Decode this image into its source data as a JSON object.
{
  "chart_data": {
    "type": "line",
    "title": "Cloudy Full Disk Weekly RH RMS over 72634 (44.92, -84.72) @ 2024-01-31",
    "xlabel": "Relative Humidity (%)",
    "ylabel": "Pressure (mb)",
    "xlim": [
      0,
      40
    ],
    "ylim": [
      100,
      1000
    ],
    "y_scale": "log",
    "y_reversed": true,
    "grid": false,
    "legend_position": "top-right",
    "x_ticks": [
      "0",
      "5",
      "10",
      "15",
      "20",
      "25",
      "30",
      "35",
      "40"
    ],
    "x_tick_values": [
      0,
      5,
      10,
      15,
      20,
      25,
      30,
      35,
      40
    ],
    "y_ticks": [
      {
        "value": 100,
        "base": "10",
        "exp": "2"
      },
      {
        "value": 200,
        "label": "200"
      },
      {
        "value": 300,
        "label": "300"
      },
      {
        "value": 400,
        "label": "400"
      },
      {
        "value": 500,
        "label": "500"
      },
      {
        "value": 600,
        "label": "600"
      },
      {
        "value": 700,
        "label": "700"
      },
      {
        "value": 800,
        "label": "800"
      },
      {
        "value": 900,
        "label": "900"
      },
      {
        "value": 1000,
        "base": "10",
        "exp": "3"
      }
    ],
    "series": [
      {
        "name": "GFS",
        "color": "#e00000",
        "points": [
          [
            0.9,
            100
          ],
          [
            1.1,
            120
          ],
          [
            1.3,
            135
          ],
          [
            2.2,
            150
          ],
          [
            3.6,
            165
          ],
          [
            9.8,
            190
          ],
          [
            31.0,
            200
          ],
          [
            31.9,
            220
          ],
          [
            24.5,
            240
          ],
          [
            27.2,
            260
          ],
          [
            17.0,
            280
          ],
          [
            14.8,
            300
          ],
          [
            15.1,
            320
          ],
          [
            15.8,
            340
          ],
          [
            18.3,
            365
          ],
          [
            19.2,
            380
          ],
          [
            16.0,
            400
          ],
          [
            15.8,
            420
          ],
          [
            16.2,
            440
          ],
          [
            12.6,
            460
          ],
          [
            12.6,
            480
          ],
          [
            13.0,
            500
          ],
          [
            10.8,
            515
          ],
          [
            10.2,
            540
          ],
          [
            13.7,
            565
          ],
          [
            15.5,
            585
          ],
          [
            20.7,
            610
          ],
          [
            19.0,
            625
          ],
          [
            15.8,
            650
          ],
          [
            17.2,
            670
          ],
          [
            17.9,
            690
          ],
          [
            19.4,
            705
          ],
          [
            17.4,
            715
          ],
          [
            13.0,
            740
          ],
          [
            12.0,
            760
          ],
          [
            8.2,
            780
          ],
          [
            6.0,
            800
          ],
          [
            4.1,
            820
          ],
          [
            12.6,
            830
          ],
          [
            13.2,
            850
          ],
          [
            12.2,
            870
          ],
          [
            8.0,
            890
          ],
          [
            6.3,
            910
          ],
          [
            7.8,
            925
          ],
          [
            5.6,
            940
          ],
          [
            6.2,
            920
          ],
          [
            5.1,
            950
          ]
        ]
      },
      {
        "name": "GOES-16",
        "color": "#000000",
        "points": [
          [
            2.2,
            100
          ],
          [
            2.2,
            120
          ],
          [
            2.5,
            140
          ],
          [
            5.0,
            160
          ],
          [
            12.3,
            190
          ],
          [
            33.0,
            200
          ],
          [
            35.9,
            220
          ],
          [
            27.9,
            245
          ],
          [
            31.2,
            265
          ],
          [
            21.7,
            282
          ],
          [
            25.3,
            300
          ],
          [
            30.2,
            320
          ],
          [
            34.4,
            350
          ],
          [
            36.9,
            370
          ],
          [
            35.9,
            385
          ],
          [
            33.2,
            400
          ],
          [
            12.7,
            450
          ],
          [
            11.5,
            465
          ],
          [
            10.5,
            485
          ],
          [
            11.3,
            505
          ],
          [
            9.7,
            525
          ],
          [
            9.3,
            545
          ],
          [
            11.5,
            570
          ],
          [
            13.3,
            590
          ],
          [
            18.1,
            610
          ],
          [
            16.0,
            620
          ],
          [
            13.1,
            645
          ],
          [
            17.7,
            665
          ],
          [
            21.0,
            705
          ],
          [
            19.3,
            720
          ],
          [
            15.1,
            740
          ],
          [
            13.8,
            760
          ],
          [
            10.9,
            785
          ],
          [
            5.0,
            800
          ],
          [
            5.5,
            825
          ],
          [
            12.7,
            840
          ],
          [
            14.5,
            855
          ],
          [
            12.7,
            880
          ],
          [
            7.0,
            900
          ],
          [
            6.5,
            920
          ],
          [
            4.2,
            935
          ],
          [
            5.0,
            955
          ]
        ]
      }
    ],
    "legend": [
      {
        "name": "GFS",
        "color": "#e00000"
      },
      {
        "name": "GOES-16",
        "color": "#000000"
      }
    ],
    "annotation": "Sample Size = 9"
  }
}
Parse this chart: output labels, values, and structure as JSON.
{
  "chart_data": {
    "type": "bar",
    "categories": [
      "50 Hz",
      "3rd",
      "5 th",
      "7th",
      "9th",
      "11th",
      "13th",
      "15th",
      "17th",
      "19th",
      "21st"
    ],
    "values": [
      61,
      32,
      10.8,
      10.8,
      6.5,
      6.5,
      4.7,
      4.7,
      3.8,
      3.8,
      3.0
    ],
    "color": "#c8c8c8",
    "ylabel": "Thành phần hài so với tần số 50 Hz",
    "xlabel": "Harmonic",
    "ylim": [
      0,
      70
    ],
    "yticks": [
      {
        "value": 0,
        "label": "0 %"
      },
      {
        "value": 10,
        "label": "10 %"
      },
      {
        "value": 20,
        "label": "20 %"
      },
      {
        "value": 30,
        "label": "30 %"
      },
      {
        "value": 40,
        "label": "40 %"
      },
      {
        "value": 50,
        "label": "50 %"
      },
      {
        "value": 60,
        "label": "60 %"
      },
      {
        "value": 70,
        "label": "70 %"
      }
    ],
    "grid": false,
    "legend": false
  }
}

========

* _THE EXERCISE_
Find each line holding the string "this" and copy it out.

* _TASK ANSWER_
Decode this image into its source data as a JSON object.
Parse this chart: output labels, values, and structure as JSON.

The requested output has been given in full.